- WORK TO DO -
Extract each line holding the word "gian" from the entries.

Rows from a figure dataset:

## BEGIN

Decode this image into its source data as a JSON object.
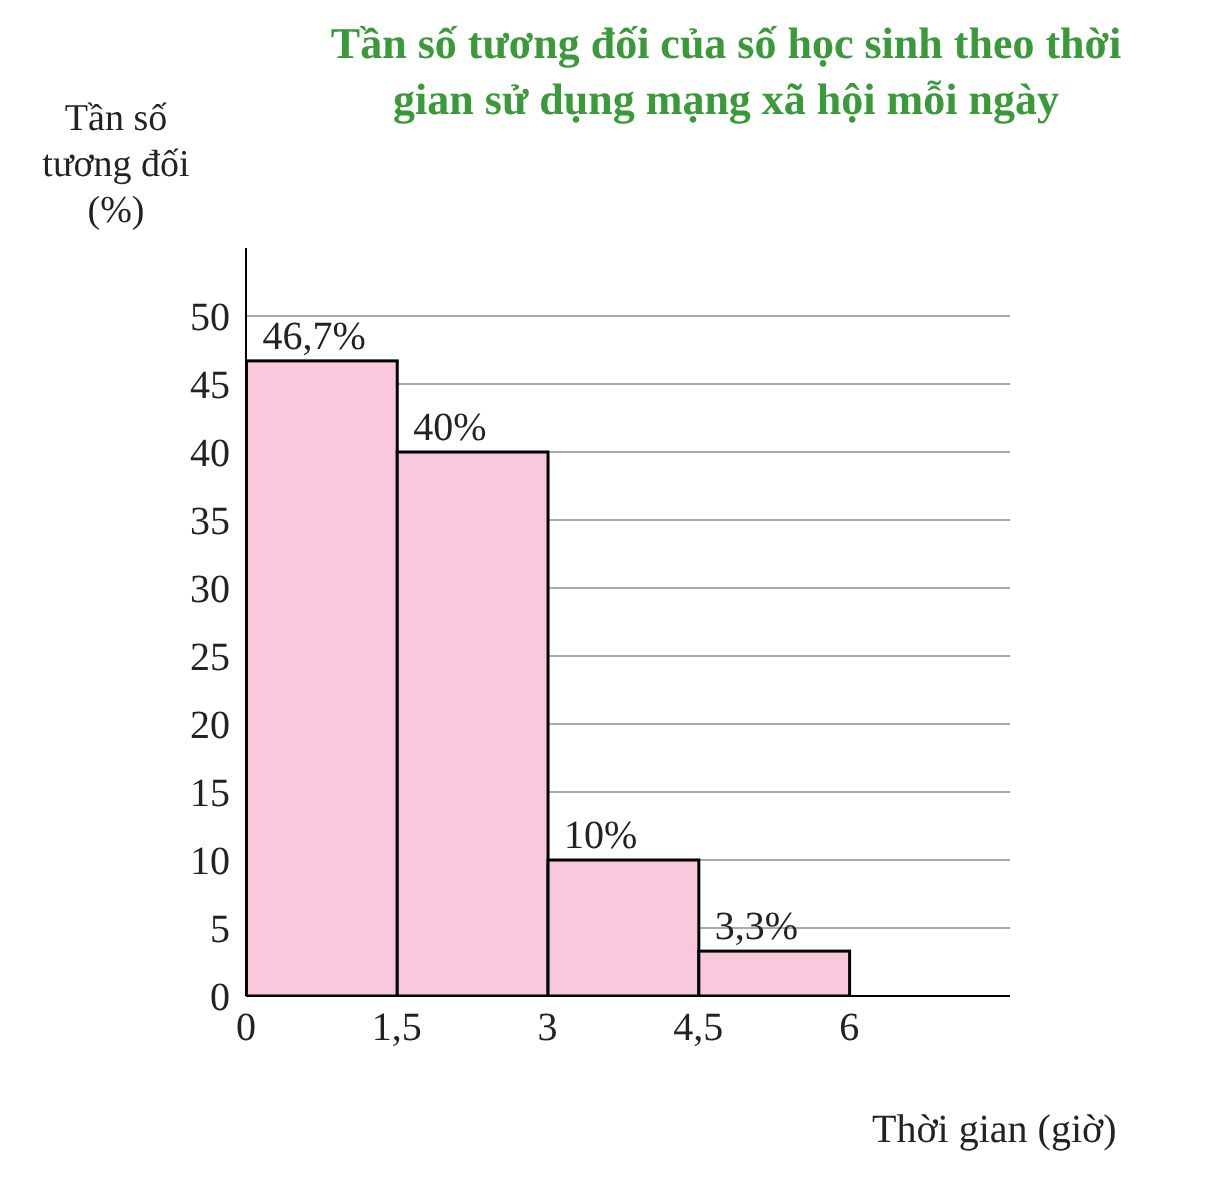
{
  "chart_data": {
    "type": "histogram",
    "title": "Tần số tương đối của số học sinh theo thời gian sử dụng mạng xã hội mỗi ngày",
    "ylabel": "Tần số tương đối (%)",
    "xlabel": "Thời gian (giờ)",
    "bins": [
      0,
      1.5,
      3,
      4.5,
      6
    ],
    "values": [
      46.7,
      40,
      10,
      3.3
    ],
    "value_labels": [
      "46,7%",
      "40%",
      "10%",
      "3,3%"
    ],
    "color": "#f9c8dc",
    "xlim": [
      0,
      7.6
    ],
    "xticks": [
      0,
      {
        "value": 1.5,
        "label": "1,5"
      },
      3,
      {
        "value": 4.5,
        "label": "4,5"
      },
      6
    ],
    "ylim": [
      0,
      55
    ],
    "yticks": [
      0,
      5,
      10,
      15,
      20,
      25,
      30,
      35,
      40,
      45,
      50
    ],
    "grid": "y"
  }
}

## END

- WRITTEN RESPONSE -
    "title": "Tần số tương đối của số học sinh theo thời gian sử dụng mạng xã hội mỗi ngày",
    "xlabel": "Thời gian (giờ)",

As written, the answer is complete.